++++ KUTIPAN ++++

Kini, harga cengkeh di beberapa wilayah/kota di Indonesia mulai ada tanda-tanda membaik. Persisnya perubahan harga ini terjadi jelang musim panen cengkeh yang akan dimulai sekitar Juni atau Juli mendatang.
Di Labuan Bajo sendiri, harga cengkeh sudah merangkak naik dari Rp53.000,00 ke Rp60.000,00. Setidaknya, sedikit membaik dari harga bulan Januari--Maret kemarin.
Di tengah euforia harga cengkeh yang mulai membaik di bulan April ini, serumpun petani cengkeh di Labuan Bajo berharap semoga kelak harga cengkeh kering bisa tembus ke Rp100.000,00 per kg. Syukur-syukur bisa lebih dari itu.
Saya pikir, tidak ada yang salah dengan apa yang menjadi harapan petani cengkeh ini. Lantaran, ada kecendrungan harga cengkeh yang terjungkal selama ini impas dengan biaya produksi. Petani merugi tentu saja dan bahkan tidak mampu lagi mengupah buruh petik cengkeh.
Di Labuan Bajo, upah harian per buruh petik adalah Rp80.000,00. Itu belum termasuk biaya makan minum, rokok dan transport. Yang jika dikalkulasikan per orangnya bisa Rp110.000,00.

++++

TUJUAN:
Jawablah pertanyaan berikut berdasarkan teks tentang harga cengkeh.
(a) Di Labuan Bajo, harga cengkeh naik dari berapa menjadi berapa?
(b) Berapa harga cengkeh kering per kg yang diharapkan petani di Labuan Bajo?
(c) Berapa upah harian per buruh petik di Labuan Bajo?

++++ DAFTAR DATA ++++

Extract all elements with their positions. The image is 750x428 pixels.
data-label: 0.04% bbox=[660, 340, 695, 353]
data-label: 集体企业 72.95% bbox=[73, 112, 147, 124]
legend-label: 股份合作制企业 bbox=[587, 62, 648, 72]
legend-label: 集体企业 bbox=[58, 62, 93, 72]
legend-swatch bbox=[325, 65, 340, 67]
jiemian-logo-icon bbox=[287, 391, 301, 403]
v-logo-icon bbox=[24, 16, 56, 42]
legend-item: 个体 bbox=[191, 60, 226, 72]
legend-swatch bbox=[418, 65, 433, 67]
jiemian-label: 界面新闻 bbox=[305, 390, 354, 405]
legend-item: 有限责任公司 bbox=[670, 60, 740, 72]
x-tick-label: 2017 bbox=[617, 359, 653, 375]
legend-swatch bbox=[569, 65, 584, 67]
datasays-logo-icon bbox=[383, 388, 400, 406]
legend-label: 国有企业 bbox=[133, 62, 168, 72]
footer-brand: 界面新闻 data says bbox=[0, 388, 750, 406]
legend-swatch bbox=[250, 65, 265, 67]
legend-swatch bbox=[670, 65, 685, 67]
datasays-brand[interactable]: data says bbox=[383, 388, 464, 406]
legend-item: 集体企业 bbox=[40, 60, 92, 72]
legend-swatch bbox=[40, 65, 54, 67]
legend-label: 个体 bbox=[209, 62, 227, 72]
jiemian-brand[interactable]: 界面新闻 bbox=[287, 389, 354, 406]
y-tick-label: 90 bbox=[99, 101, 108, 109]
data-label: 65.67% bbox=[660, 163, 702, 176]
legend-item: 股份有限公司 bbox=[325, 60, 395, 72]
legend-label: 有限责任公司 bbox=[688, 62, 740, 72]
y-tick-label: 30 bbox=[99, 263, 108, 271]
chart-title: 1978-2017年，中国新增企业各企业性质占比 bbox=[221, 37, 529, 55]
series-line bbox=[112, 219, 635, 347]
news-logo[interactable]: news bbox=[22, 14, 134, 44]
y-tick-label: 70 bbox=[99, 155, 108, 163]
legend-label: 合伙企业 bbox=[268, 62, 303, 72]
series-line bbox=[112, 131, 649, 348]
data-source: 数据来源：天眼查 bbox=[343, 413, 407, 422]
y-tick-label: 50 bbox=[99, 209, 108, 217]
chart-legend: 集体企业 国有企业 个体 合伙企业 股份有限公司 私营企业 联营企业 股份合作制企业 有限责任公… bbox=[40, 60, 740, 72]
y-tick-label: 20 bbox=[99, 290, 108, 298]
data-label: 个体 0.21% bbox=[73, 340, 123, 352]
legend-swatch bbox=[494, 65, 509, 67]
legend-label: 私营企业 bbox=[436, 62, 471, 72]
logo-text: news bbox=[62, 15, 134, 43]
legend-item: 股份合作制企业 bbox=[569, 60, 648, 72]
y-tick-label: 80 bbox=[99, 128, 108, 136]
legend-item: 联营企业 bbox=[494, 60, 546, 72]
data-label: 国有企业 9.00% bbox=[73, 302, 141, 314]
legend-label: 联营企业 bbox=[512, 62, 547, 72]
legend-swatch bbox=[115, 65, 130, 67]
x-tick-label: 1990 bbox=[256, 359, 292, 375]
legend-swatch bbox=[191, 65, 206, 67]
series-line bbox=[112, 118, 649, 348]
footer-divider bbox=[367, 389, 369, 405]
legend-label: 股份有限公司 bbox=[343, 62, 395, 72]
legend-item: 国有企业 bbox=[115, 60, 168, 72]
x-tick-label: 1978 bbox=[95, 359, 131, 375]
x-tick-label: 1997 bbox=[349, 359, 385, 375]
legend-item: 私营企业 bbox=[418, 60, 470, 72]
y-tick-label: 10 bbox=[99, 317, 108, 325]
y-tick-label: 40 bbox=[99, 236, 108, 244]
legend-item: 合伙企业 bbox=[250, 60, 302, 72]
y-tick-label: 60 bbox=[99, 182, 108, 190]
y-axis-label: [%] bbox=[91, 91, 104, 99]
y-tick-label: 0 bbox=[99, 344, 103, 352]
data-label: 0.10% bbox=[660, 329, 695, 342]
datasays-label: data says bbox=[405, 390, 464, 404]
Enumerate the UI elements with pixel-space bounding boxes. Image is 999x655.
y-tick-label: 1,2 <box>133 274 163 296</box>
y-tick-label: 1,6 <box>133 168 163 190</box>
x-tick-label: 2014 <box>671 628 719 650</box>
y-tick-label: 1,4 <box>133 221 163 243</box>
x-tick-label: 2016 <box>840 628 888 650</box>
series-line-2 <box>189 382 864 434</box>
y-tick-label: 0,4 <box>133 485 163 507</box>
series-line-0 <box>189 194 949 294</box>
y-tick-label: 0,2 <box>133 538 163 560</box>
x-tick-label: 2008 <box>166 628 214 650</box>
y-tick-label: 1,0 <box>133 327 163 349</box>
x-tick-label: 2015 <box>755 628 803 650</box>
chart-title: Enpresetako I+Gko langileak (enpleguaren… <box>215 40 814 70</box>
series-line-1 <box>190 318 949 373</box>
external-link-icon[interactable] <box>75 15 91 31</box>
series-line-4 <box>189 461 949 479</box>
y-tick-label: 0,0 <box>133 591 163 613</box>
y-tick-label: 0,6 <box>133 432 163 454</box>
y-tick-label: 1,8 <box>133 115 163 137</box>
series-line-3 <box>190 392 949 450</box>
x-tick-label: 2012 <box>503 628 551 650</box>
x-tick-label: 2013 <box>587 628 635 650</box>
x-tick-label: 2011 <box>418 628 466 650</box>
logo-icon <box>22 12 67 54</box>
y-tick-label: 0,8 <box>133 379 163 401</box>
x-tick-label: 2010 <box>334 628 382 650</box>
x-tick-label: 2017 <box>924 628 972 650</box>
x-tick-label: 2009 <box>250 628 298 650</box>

++++
++++ DAFTAR DATA ++++

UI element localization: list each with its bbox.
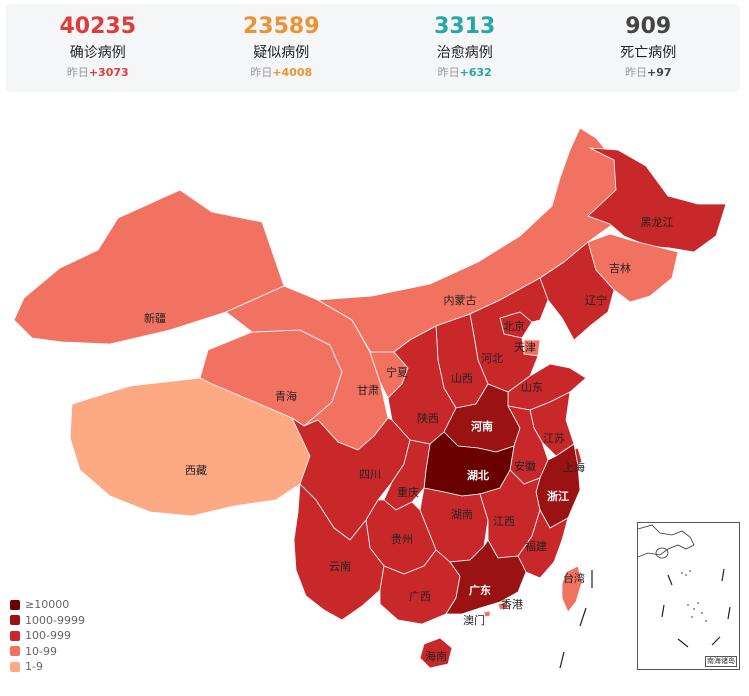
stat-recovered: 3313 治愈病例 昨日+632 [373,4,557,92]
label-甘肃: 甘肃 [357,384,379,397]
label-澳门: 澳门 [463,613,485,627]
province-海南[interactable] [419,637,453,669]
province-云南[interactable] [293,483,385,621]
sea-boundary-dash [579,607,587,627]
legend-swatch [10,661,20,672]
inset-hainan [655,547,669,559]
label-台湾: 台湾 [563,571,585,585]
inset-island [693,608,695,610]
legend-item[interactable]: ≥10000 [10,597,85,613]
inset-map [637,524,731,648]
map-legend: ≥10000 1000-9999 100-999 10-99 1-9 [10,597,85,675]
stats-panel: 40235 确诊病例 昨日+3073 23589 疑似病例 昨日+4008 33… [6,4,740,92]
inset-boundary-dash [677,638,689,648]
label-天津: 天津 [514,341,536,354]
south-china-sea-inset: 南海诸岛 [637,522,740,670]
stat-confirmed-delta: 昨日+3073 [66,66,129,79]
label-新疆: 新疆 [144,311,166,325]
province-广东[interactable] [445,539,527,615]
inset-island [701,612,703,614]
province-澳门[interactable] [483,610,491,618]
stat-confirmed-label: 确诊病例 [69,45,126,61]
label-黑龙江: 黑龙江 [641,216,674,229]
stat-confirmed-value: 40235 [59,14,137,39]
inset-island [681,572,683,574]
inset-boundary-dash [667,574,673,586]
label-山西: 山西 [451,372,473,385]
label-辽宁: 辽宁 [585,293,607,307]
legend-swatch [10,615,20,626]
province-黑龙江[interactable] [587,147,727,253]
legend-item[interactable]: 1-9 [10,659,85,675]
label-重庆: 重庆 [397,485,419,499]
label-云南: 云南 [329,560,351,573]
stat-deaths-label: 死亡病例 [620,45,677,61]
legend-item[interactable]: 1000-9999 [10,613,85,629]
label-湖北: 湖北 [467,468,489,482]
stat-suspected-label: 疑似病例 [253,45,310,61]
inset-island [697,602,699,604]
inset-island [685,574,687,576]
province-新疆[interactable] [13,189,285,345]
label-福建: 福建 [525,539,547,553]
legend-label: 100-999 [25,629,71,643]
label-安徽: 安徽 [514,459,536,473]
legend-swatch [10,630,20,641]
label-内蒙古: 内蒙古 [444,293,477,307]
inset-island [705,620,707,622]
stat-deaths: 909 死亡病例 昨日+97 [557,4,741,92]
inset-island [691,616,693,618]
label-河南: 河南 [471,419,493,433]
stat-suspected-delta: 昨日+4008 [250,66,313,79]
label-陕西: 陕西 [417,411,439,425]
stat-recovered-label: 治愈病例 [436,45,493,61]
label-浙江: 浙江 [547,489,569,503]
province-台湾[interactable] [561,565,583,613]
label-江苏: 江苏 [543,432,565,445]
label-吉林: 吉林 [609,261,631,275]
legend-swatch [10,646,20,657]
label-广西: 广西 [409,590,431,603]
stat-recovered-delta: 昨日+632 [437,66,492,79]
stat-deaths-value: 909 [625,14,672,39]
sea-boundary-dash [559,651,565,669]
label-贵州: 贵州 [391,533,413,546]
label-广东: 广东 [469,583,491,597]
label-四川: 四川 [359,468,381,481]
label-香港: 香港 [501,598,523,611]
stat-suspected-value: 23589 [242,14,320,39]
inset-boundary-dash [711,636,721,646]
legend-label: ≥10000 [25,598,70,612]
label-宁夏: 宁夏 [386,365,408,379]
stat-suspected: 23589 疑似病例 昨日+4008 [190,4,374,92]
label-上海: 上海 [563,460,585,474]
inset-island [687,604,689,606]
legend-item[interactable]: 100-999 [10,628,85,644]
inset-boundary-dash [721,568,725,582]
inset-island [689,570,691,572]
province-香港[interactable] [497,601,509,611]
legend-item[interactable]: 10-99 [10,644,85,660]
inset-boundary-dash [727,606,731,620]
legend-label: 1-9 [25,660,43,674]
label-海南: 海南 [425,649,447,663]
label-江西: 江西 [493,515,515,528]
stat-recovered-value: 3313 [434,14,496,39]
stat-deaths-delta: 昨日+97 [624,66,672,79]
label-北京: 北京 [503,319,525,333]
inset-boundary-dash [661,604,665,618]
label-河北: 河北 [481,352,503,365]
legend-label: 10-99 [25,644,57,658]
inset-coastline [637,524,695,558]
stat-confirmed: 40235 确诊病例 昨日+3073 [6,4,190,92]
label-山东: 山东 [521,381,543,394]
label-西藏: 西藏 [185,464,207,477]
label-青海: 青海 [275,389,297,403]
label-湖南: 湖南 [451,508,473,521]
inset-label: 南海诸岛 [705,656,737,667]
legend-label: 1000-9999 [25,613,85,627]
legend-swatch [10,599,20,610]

++++
++++ DAFTAR DATA ++++

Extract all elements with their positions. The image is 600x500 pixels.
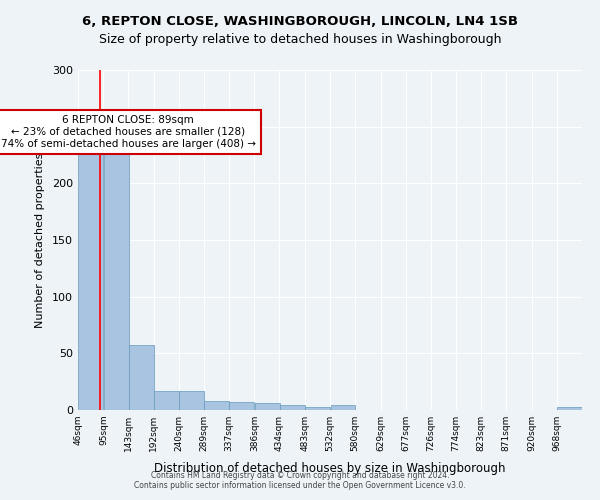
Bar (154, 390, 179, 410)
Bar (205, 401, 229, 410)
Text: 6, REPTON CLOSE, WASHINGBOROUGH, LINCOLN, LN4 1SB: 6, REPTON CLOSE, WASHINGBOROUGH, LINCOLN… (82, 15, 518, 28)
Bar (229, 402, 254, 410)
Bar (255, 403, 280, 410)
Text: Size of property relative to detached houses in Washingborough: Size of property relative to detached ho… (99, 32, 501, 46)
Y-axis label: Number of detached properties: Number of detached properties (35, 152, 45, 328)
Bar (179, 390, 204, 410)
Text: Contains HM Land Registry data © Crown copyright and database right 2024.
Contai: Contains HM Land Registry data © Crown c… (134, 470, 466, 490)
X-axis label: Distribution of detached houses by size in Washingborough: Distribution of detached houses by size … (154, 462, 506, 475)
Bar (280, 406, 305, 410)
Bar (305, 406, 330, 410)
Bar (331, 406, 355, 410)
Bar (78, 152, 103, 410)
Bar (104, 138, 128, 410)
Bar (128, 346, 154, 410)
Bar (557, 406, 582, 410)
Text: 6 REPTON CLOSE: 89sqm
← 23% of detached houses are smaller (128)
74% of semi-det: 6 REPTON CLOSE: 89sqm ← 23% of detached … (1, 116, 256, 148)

++++

JAWABAN YANG DIHARAPKAN:
(a) Dari Rp53.000,00 menjadi Rp60.000,00.
(b) Rp100.000,00 per kg.
(c) Rp80.000,00.